:: Records for this exercise ::
====
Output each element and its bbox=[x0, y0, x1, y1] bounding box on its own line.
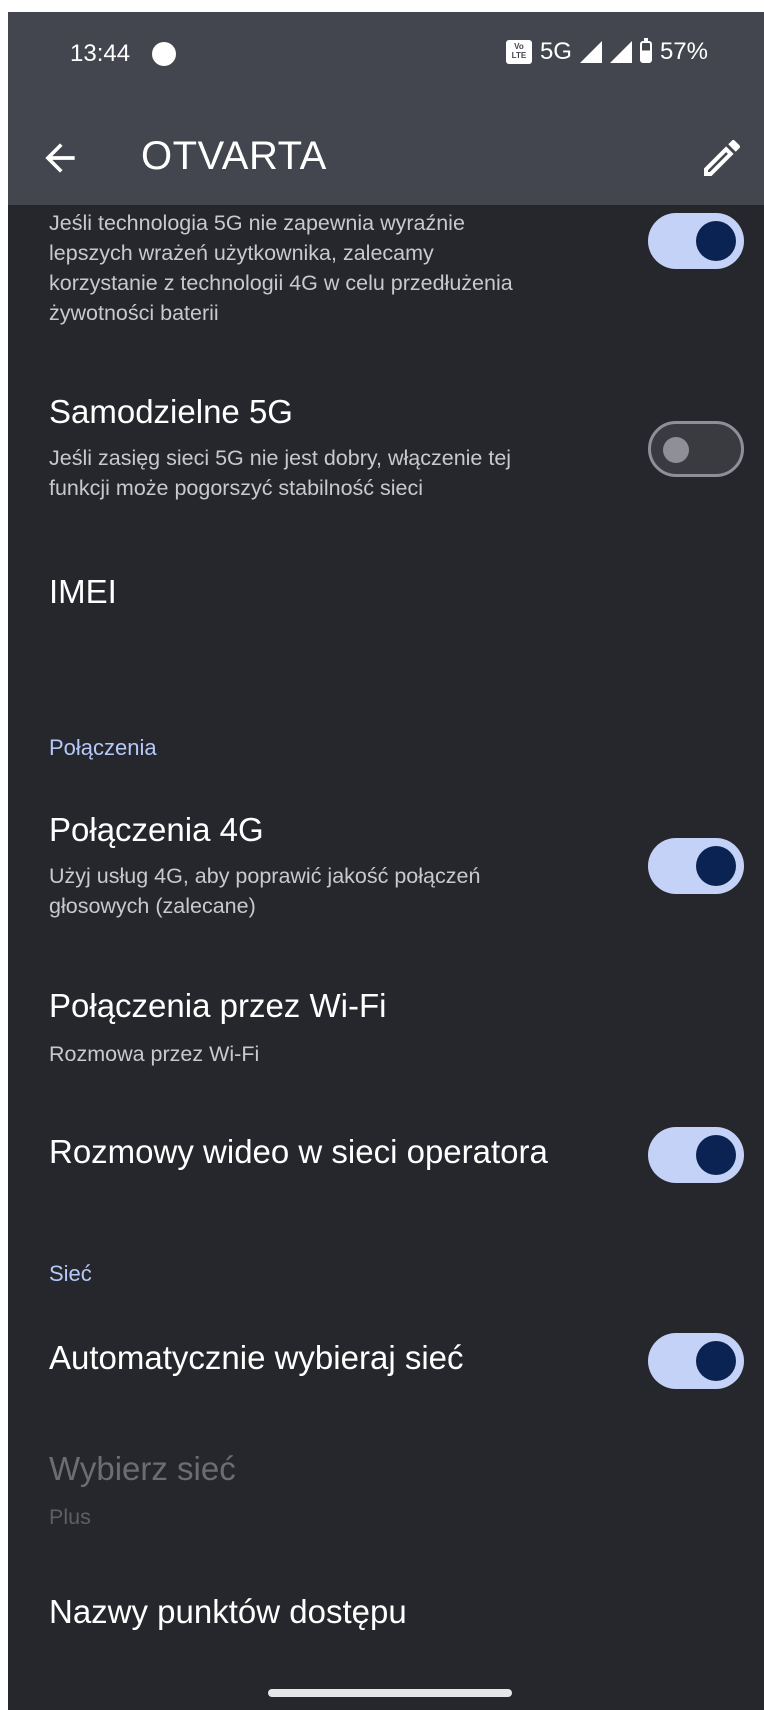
====
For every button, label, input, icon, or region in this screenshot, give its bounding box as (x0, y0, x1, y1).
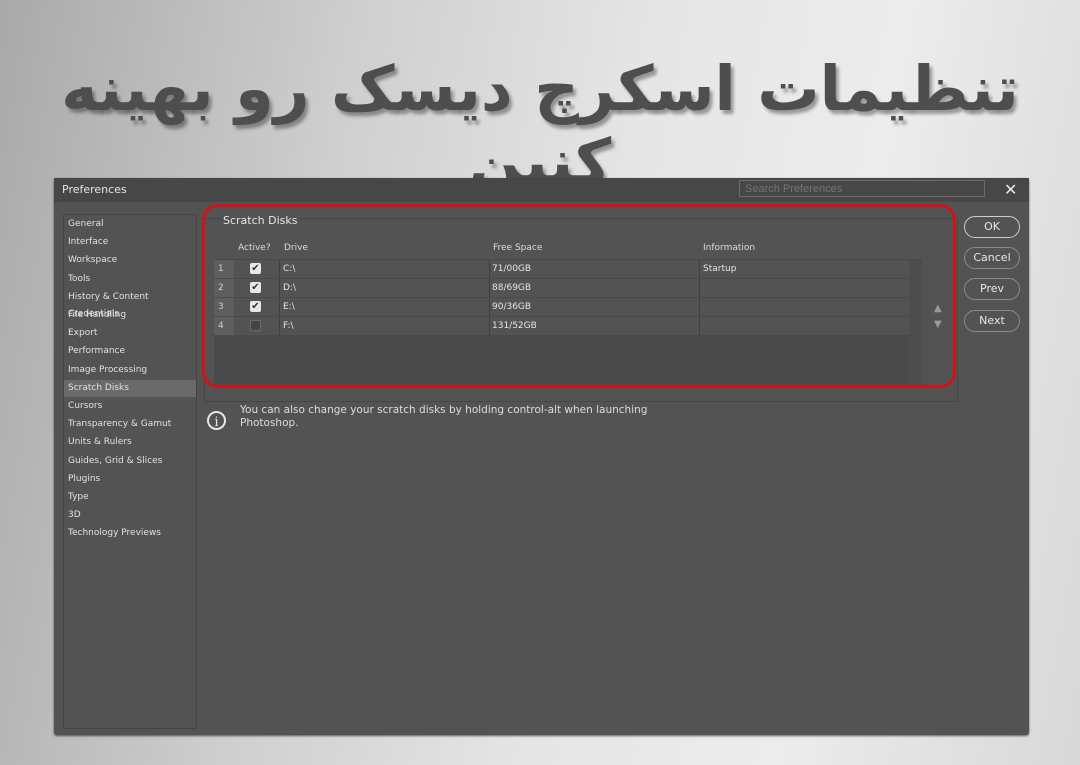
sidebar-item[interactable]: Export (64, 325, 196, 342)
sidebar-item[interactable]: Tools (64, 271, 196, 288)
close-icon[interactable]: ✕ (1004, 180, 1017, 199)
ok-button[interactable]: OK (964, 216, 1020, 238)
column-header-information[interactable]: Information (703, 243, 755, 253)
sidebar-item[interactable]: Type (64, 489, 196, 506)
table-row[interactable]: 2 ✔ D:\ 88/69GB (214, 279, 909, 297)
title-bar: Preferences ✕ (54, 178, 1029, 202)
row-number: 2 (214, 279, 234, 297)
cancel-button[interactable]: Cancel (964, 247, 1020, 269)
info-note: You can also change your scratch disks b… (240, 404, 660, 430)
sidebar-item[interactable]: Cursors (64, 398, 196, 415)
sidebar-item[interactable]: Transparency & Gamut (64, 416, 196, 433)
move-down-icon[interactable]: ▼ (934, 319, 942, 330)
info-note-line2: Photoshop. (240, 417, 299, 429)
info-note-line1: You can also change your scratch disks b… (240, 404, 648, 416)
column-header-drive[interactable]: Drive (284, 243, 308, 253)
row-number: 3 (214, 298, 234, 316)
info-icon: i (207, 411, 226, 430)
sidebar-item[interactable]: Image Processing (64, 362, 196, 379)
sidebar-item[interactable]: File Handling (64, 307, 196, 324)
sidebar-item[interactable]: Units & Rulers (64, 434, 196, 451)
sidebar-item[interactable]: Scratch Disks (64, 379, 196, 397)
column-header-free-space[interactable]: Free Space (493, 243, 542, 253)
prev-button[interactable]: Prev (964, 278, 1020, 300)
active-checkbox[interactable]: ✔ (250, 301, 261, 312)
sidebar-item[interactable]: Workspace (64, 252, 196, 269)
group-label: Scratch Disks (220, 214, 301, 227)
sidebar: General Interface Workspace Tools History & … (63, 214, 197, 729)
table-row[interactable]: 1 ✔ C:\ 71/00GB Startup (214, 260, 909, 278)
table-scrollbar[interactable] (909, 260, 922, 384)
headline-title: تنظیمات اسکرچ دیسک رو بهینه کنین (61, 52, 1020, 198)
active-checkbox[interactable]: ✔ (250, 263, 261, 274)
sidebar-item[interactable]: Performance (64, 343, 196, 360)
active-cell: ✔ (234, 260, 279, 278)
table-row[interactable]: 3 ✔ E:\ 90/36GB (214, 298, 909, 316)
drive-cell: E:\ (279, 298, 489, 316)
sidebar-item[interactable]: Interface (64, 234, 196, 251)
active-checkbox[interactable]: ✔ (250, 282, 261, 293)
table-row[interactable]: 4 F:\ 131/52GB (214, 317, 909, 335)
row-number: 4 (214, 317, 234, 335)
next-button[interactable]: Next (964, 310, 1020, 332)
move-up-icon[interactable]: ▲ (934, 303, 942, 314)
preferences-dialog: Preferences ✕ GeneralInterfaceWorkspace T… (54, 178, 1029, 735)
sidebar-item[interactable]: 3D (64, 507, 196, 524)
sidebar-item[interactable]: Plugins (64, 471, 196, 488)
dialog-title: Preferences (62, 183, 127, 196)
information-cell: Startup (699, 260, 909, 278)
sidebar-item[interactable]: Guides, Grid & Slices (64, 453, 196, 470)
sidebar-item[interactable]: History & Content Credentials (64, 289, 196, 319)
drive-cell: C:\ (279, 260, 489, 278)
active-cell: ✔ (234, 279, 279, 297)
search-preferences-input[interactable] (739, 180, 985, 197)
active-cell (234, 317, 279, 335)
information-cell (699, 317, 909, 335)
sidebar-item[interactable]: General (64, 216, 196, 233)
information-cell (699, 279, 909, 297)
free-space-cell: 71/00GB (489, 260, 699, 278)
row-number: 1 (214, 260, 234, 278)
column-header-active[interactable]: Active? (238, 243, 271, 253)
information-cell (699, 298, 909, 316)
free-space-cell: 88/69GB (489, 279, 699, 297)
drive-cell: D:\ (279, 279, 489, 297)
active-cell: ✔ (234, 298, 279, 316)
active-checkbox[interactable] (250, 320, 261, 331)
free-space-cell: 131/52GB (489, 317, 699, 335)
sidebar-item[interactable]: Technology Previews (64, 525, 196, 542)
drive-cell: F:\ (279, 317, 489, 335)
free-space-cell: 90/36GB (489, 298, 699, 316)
====
Can you copy out the material between the lines holding "For every button, label, input, icon, or" and "move-down-icon[interactable]: ▼ (934, 319, 942, 330)", inclusive, with "sidebar-item" swapped for "menu-item" and nothing else altered? Leave the pictures out.

:: Answer to this task ::
For every button, label, input, icon, or region in this screenshot, give its bounding box as (x0, y0, x1, y1).
menu-item[interactable]: Export (64, 325, 196, 342)
menu-item[interactable]: Tools (64, 271, 196, 288)
close-icon[interactable]: ✕ (1004, 180, 1017, 199)
ok-button[interactable]: OK (964, 216, 1020, 238)
column-header-information[interactable]: Information (703, 243, 755, 253)
menu-item[interactable]: Type (64, 489, 196, 506)
table-row[interactable]: 2 ✔ D:\ 88/69GB (214, 279, 909, 297)
title-bar: Preferences ✕ (54, 178, 1029, 202)
row-number: 2 (214, 279, 234, 297)
cancel-button[interactable]: Cancel (964, 247, 1020, 269)
info-note: You can also change your scratch disks b… (240, 404, 660, 430)
menu-item[interactable]: Cursors (64, 398, 196, 415)
menu-item[interactable]: Transparency & Gamut (64, 416, 196, 433)
move-down-icon[interactable]: ▼ (934, 319, 942, 330)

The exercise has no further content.